- _Extract to read_
-------------------------

Because it's such a drastic change to the underlying code, I'd like to have it in limited beta release before doing a final release via the Arduino Library Manager. So that means that if you would like to try it (and I encourage you to do so), then you'll need to install it manually, which isn't terribly difficult.

Go here and click on the green button on the upper right that says "Clone or download". Select "Download ZIP". Next, find where on your filesystem your Arduino libraries folder resides and delete the existing "Etherkit Si5351" folder. Inside the ZIP file you just downloaded, there is a folder entitled "Si5351Arduino-libupdate". Unzip this folder into the Arduino libraries folder, and then restart the Arduino IDE.

Since this is a new major version release, I took the opportunity to tweak the interface a bit, which means that you'll have to adjust your current code to work with the new library (but fortunately not too much). You'll find the details on how to do that here.

-------------------------

- _Task instructions_
A. Do the following statements agree with the Si5351 library post? For each, answer yes or no and quote the words that decide it.
(i) The new version is going straight to a final release through the Arduino Library Manager.
(ii) The existing "Etherkit Si5351" folder should be deleted before the new one is unzipped.
(iii) Current code will work with the new library without any changes.
B. Can you reproduce the part of the Si5351 library post between "Because it's such" and "the Arduino IDE.", inclusive?

-------------------------

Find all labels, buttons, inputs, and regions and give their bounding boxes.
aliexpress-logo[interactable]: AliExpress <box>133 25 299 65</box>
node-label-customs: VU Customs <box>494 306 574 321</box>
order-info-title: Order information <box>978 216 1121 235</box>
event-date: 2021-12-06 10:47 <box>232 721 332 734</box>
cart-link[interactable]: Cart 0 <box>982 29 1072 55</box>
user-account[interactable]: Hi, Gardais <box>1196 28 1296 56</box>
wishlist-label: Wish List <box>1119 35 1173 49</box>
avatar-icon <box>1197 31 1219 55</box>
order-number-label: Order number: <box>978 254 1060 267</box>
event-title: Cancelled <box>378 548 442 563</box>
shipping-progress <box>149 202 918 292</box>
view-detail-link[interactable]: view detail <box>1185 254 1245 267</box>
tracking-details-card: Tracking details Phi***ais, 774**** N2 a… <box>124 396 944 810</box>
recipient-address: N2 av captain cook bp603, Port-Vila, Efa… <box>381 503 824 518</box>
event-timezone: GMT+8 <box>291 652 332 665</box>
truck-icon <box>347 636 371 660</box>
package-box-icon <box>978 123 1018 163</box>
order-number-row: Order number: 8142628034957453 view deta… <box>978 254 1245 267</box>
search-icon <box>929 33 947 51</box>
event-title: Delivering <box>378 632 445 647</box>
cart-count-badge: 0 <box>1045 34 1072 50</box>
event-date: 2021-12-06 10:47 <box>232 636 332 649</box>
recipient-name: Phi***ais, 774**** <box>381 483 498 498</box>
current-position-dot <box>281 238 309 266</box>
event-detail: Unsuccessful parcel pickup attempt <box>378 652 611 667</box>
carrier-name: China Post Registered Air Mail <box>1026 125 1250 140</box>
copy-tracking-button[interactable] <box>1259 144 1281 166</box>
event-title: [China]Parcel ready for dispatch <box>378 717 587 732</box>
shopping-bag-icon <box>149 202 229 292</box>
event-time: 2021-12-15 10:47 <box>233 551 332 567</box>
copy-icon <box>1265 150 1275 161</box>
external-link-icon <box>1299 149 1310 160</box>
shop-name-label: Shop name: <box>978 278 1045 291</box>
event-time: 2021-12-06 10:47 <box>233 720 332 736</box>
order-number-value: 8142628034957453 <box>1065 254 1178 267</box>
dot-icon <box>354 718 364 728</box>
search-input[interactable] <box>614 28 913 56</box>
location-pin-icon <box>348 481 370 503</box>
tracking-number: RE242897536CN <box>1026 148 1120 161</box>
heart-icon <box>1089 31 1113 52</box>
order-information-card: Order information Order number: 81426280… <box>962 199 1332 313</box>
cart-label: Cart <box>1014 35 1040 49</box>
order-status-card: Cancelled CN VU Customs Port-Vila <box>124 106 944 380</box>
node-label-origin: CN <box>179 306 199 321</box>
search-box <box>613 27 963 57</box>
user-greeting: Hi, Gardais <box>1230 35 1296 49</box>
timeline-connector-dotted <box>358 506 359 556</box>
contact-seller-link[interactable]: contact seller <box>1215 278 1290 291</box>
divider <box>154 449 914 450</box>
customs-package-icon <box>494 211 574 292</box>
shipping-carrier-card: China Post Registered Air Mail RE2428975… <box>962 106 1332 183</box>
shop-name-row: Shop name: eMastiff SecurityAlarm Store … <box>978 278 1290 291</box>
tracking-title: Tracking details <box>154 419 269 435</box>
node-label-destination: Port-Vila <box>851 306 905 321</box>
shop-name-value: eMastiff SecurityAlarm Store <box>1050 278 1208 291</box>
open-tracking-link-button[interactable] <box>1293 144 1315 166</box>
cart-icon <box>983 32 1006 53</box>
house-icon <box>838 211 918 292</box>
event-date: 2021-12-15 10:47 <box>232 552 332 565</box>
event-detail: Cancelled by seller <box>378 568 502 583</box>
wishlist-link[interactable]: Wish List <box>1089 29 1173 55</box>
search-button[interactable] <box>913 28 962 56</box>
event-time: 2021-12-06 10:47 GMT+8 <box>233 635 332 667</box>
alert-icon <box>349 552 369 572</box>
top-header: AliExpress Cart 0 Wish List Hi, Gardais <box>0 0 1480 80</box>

-------------------------

- _Exercise responses_
A.
(i) No: "I'd like to have it in limited beta release before doing a final release via the Arduino Library Manager."
(ii) Yes: "find where on your filesystem your Arduino libraries folder resides and delete the existing "Etherkit Si5351" folder."
(iii) No: "you'll have to adjust your current code to work with the new library"

B.
Because it's such a drastic change to the underlying code, I'd like to have it in limited beta release before doing a final release via the Arduino Library Manager. So that means that if you would like to try it (and I encourage you to do so), then you'll need to install it manually, which isn't terribly difficult.

Go here and click on the green button on the upper right that says "Clone or download". Select "Download ZIP". Next, find where on your filesystem your Arduino libraries folder resides and delete the existing "Etherkit Si5351" folder. Inside the ZIP file you just downloaded, there is a folder entitled "Si5351Arduino-libupdate". Unzip this folder into the Arduino libraries folder, and then restart the Arduino IDE.